Copy all lines below containing "time".

◆ Excerpted records
----------------

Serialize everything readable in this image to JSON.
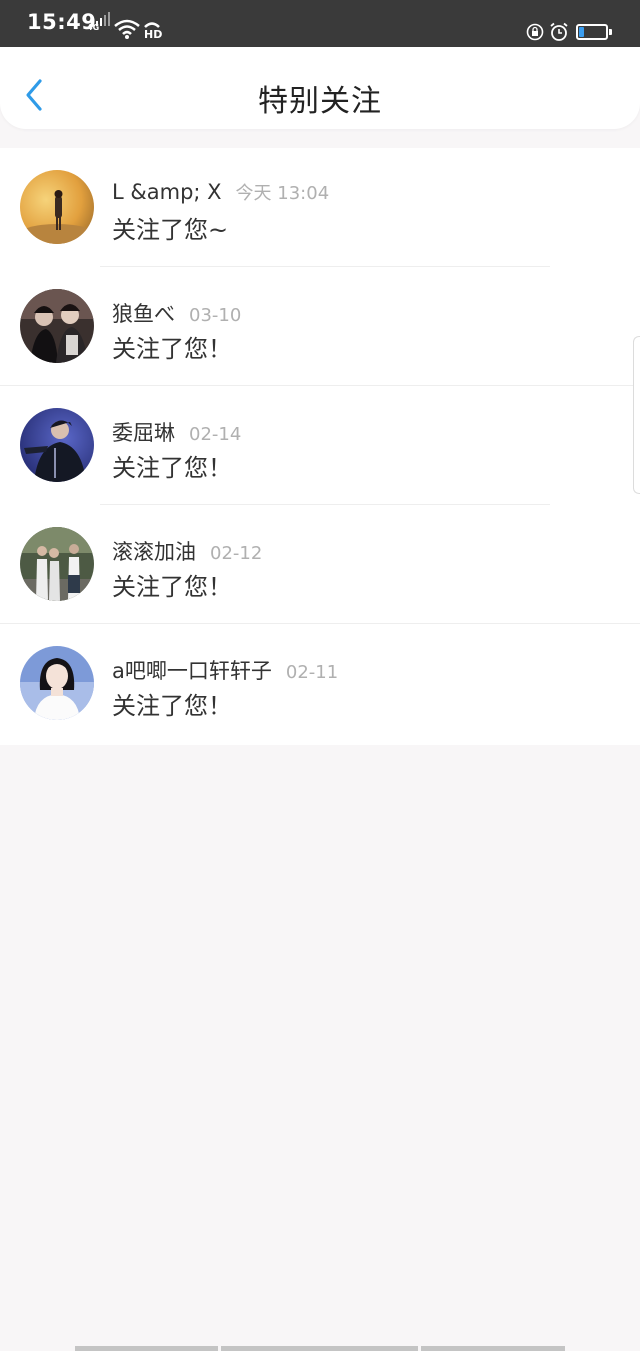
{
  "status_bar": {
    "time": "15:49",
    "network": "4G",
    "hd": "HD",
    "battery_level": 0.2
  },
  "header": {
    "title": "特别关注"
  },
  "notifications": [
    {
      "name": "L &amp; X",
      "time": "今天 13:04",
      "message": "关注了您~"
    },
    {
      "name": "狼鱼べ",
      "time": "03-10",
      "message": "关注了您！"
    },
    {
      "name": "委屈琳",
      "time": "02-14",
      "message": "关注了您！"
    },
    {
      "name": "滚滚加油",
      "time": "02-12",
      "message": "关注了您！"
    },
    {
      "name": "a吧唧一口轩轩子",
      "time": "02-11",
      "message": "关注了您！"
    }
  ],
  "colors": {
    "accent": "#2f9be8",
    "status_bar": "#3a3a3a",
    "background": "#f8f6f7"
  }
}
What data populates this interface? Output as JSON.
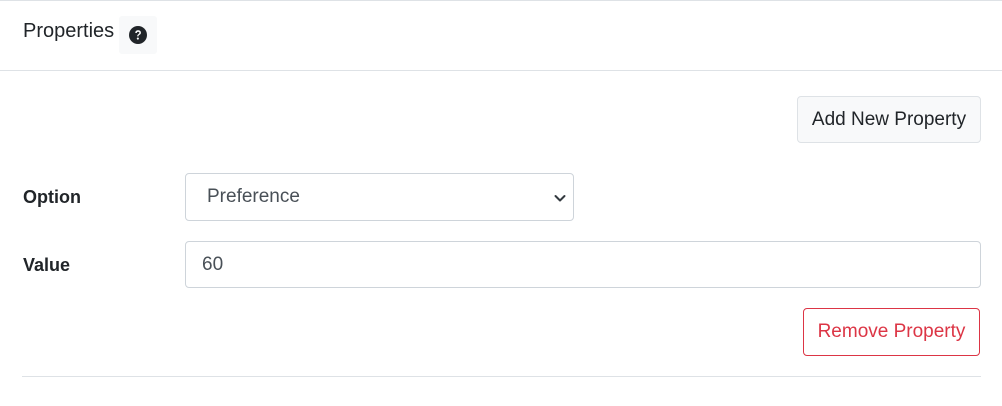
{
  "header": {
    "title": "Properties",
    "help_icon": "question-circle-icon"
  },
  "actions": {
    "add_label": "Add New Property",
    "remove_label": "Remove Property"
  },
  "property": {
    "option_label": "Option",
    "option_value": "Preference",
    "value_label": "Value",
    "value_value": "60"
  },
  "colors": {
    "danger": "#dc3545",
    "border": "#dee2e6",
    "input_border": "#ced4da",
    "light_bg": "#f8f9fa"
  }
}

----------------

◆ Completed task
    "time": "15:49",
      "time": "今天 13:04",
      "time": "03-10",
      "time": "02-14",
      "time": "02-12",
      "time": "02-11",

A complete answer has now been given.